- [Exercise objective] Give the listing again character for character, but drop the images.

(Dataset items)
++++++++++++++++++++

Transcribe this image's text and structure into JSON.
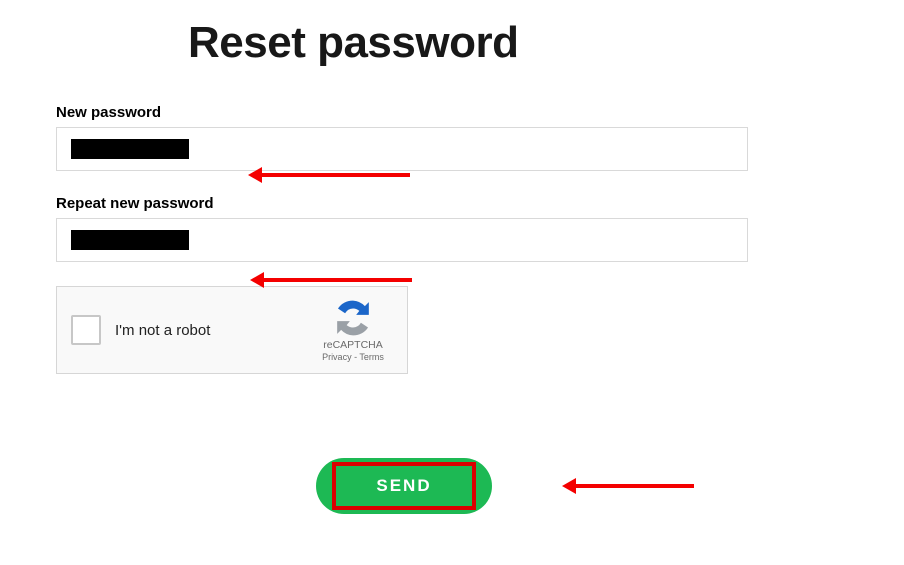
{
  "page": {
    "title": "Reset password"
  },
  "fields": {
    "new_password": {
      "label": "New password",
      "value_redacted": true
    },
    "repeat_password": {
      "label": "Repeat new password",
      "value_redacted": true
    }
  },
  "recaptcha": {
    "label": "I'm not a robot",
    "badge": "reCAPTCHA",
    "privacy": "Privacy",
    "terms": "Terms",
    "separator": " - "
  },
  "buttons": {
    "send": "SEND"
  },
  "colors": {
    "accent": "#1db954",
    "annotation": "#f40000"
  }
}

++++++++++++++++++++

- [Task result]
Transcribe this image's text and structure into JSON.
{
  "page": {
    "title": "Reset password"
  },
  "fields": {
    "new_password": {
      "label": "New password",
      "value_redacted": true
    },
    "repeat_password": {
      "label": "Repeat new password",
      "value_redacted": true
    }
  },
  "recaptcha": {
    "label": "I'm not a robot",
    "badge": "reCAPTCHA",
    "privacy": "Privacy",
    "terms": "Terms",
    "separator": " - "
  },
  "buttons": {
    "send": "SEND"
  },
  "colors": {
    "accent": "#1db954",
    "annotation": "#f40000"
  }
}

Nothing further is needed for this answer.